** DATA FOR THIS TASK **
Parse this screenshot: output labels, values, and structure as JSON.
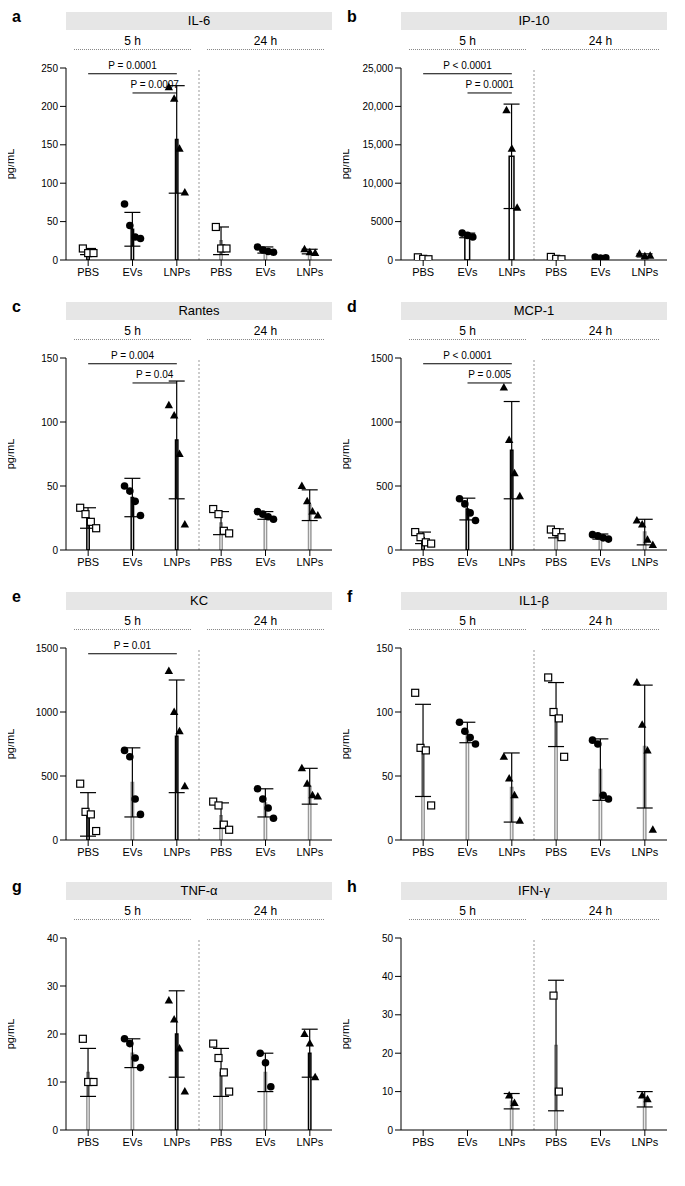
{
  "chart_data": [
    {
      "type": "bar",
      "panel": "a",
      "title": "IL-6",
      "groups": [
        "5 h",
        "24 h"
      ],
      "categories": [
        "PBS",
        "EVs",
        "LNPs",
        "PBS",
        "EVs",
        "LNPs"
      ],
      "values": [
        11,
        40,
        157,
        25,
        13,
        11
      ],
      "error": [
        4,
        22,
        70,
        18,
        4,
        3
      ],
      "points": [
        [
          15,
          9,
          9
        ],
        [
          73,
          45,
          30,
          28
        ],
        [
          225,
          210,
          145,
          88
        ],
        [
          43,
          15,
          15
        ],
        [
          17,
          13,
          11,
          10
        ],
        [
          14,
          10,
          9
        ]
      ],
      "markers": [
        "square",
        "circle",
        "triangle",
        "square",
        "circle",
        "triangle"
      ],
      "colors": [
        "#000000",
        "#000000",
        "#000000",
        "#999999",
        "#999999",
        "#999999"
      ],
      "ylabel": "pg/mL",
      "ylim": [
        0,
        250
      ],
      "yticks": [
        0,
        50,
        100,
        150,
        200,
        250
      ],
      "annotations": [
        {
          "from": 0,
          "to": 2,
          "label": "P = 0.0001"
        },
        {
          "from": 1,
          "to": 2,
          "label": "P = 0.0007"
        }
      ]
    },
    {
      "type": "bar",
      "panel": "b",
      "title": "IP-10",
      "groups": [
        "5 h",
        "24 h"
      ],
      "categories": [
        "PBS",
        "EVs",
        "LNPs",
        "PBS",
        "EVs",
        "LNPs"
      ],
      "values": [
        200,
        3200,
        13500,
        250,
        300,
        600
      ],
      "error": [
        150,
        300,
        6800,
        200,
        100,
        200
      ],
      "points": [
        [
          350,
          150,
          100
        ],
        [
          3500,
          3200,
          3000
        ],
        [
          19500,
          14500,
          6800
        ],
        [
          400,
          150,
          100
        ],
        [
          400,
          250,
          300
        ],
        [
          800,
          500,
          550
        ]
      ],
      "markers": [
        "square",
        "circle",
        "triangle",
        "square",
        "circle",
        "triangle"
      ],
      "colors": [
        "#000000",
        "#000000",
        "#000000",
        "#999999",
        "#999999",
        "#999999"
      ],
      "ylabel": "pg/mL",
      "ylim": [
        0,
        25000
      ],
      "yticks": [
        0,
        5000,
        {
          "value": 10000,
          "label": "10,000"
        },
        {
          "value": 15000,
          "label": "15,000"
        },
        {
          "value": 20000,
          "label": "20,000"
        },
        {
          "value": 25000,
          "label": "25,000"
        }
      ],
      "annotations": [
        {
          "from": 0,
          "to": 2,
          "label": "P < 0.0001"
        },
        {
          "from": 1,
          "to": 2,
          "label": "P = 0.0001"
        }
      ]
    },
    {
      "type": "bar",
      "panel": "c",
      "title": "Rantes",
      "groups": [
        "5 h",
        "24 h"
      ],
      "categories": [
        "PBS",
        "EVs",
        "LNPs",
        "PBS",
        "EVs",
        "LNPs"
      ],
      "values": [
        25,
        41,
        86,
        21,
        27,
        35
      ],
      "error": [
        8,
        15,
        46,
        9,
        3,
        12
      ],
      "points": [
        [
          33,
          28,
          22,
          17
        ],
        [
          50,
          46,
          38,
          27
        ],
        [
          113,
          105,
          75,
          20
        ],
        [
          32,
          28,
          15,
          13
        ],
        [
          30,
          28,
          26,
          24
        ],
        [
          50,
          38,
          30,
          27
        ]
      ],
      "markers": [
        "square",
        "circle",
        "triangle",
        "square",
        "circle",
        "triangle"
      ],
      "colors": [
        "#000000",
        "#000000",
        "#000000",
        "#999999",
        "#999999",
        "#999999"
      ],
      "ylabel": "pg/mL",
      "ylim": [
        0,
        150
      ],
      "yticks": [
        0,
        50,
        100,
        150
      ],
      "annotations": [
        {
          "from": 0,
          "to": 2,
          "label": "P = 0.004"
        },
        {
          "from": 1,
          "to": 2,
          "label": "P = 0.04"
        }
      ]
    },
    {
      "type": "bar",
      "panel": "d",
      "title": "MCP-1",
      "groups": [
        "5 h",
        "24 h"
      ],
      "categories": [
        "PBS",
        "EVs",
        "LNPs",
        "PBS",
        "EVs",
        "LNPs"
      ],
      "values": [
        95,
        320,
        780,
        130,
        105,
        140
      ],
      "error": [
        45,
        85,
        380,
        35,
        20,
        100
      ],
      "points": [
        [
          140,
          100,
          60,
          50
        ],
        [
          400,
          360,
          290,
          230
        ],
        [
          1270,
          860,
          600,
          420
        ],
        [
          160,
          140,
          100
        ],
        [
          120,
          110,
          95,
          85
        ],
        [
          230,
          200,
          80,
          40
        ]
      ],
      "markers": [
        "square",
        "circle",
        "triangle",
        "square",
        "circle",
        "triangle"
      ],
      "colors": [
        "#000000",
        "#000000",
        "#000000",
        "#999999",
        "#999999",
        "#999999"
      ],
      "ylabel": "pg/mL",
      "ylim": [
        0,
        1500
      ],
      "yticks": [
        0,
        500,
        1000,
        1500
      ],
      "annotations": [
        {
          "from": 0,
          "to": 2,
          "label": "P < 0.0001"
        },
        {
          "from": 1,
          "to": 2,
          "label": "P = 0.005"
        }
      ]
    },
    {
      "type": "bar",
      "panel": "e",
      "title": "KC",
      "groups": [
        "5 h",
        "24 h"
      ],
      "categories": [
        "PBS",
        "EVs",
        "LNPs",
        "PBS",
        "EVs",
        "LNPs"
      ],
      "values": [
        200,
        450,
        810,
        190,
        290,
        420
      ],
      "error": [
        170,
        270,
        440,
        100,
        110,
        140
      ],
      "points": [
        [
          440,
          220,
          200,
          70
        ],
        [
          700,
          650,
          320,
          200
        ],
        [
          1320,
          1000,
          850,
          420
        ],
        [
          300,
          270,
          120,
          80
        ],
        [
          400,
          320,
          250,
          170
        ],
        [
          560,
          440,
          350,
          340
        ]
      ],
      "markers": [
        "square",
        "circle",
        "triangle",
        "square",
        "circle",
        "triangle"
      ],
      "colors": [
        "#000000",
        "#999999",
        "#000000",
        "#999999",
        "#999999",
        "#999999"
      ],
      "ylabel": "pg/mL",
      "ylim": [
        0,
        1500
      ],
      "yticks": [
        0,
        500,
        1000,
        1500
      ],
      "annotations": [
        {
          "from": 0,
          "to": 2,
          "label": "P = 0.01"
        }
      ]
    },
    {
      "type": "bar",
      "panel": "f",
      "title": "IL1-β",
      "groups": [
        "5 h",
        "24 h"
      ],
      "categories": [
        "PBS",
        "EVs",
        "LNPs",
        "PBS",
        "EVs",
        "LNPs"
      ],
      "values": [
        70,
        84,
        41,
        98,
        55,
        73
      ],
      "error": [
        36,
        8,
        27,
        25,
        24,
        48
      ],
      "points": [
        [
          115,
          72,
          70,
          27
        ],
        [
          92,
          85,
          80,
          75
        ],
        [
          65,
          48,
          35,
          15
        ],
        [
          127,
          100,
          95,
          65
        ],
        [
          78,
          75,
          35,
          32
        ],
        [
          123,
          90,
          70,
          8
        ]
      ],
      "markers": [
        "square",
        "circle",
        "triangle",
        "square",
        "circle",
        "triangle"
      ],
      "colors": [
        "#999999",
        "#999999",
        "#999999",
        "#999999",
        "#999999",
        "#999999"
      ],
      "ylabel": "pg/mL",
      "ylim": [
        0,
        150
      ],
      "yticks": [
        0,
        50,
        100,
        150
      ],
      "annotations": []
    },
    {
      "type": "bar",
      "panel": "g",
      "title": "TNF-α",
      "groups": [
        "5 h",
        "24 h"
      ],
      "categories": [
        "PBS",
        "EVs",
        "LNPs",
        "PBS",
        "EVs",
        "LNPs"
      ],
      "values": [
        12,
        16,
        20,
        12,
        12,
        16
      ],
      "error": [
        5,
        3,
        9,
        5,
        4,
        5
      ],
      "points": [
        [
          19,
          10,
          10
        ],
        [
          19,
          18,
          15,
          13
        ],
        [
          27,
          23,
          17,
          8
        ],
        [
          18,
          15,
          12,
          8
        ],
        [
          16,
          14,
          9
        ],
        [
          20,
          18,
          11
        ]
      ],
      "markers": [
        "square",
        "circle",
        "triangle",
        "square",
        "circle",
        "triangle"
      ],
      "colors": [
        "#999999",
        "#999999",
        "#000000",
        "#999999",
        "#999999",
        "#000000"
      ],
      "ylabel": "pg/mL",
      "ylim": [
        0,
        40
      ],
      "yticks": [
        0,
        10,
        20,
        30,
        40
      ],
      "annotations": []
    },
    {
      "type": "bar",
      "panel": "h",
      "title": "IFN-γ",
      "groups": [
        "5 h",
        "24 h"
      ],
      "categories": [
        "PBS",
        "EVs",
        "LNPs",
        "PBS",
        "EVs",
        "LNPs"
      ],
      "values": [
        null,
        null,
        7.5,
        22,
        null,
        8
      ],
      "error": [
        null,
        null,
        2,
        17,
        null,
        2
      ],
      "points": [
        [],
        [],
        [
          9,
          7
        ],
        [
          35,
          10
        ],
        [],
        [
          9,
          8
        ]
      ],
      "markers": [
        "square",
        "circle",
        "triangle",
        "square",
        "circle",
        "triangle"
      ],
      "colors": [
        "#999999",
        "#999999",
        "#999999",
        "#999999",
        "#999999",
        "#999999"
      ],
      "ylabel": "pg/mL",
      "ylim": [
        0,
        50
      ],
      "yticks": [
        0,
        10,
        20,
        30,
        40,
        50
      ],
      "annotations": []
    }
  ]
}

** WORK REQUIRED **
Show all lines in the entries above where the string "title" appears.

** EXERCISE ANSWER **
      "title": "IL-6",
      "title": "IP-10",
      "title": "Rantes",
      "title": "MCP-1",
      "title": "KC",
      "title": "IL1-β",
      "title": "TNF-α",
      "title": "IFN-γ",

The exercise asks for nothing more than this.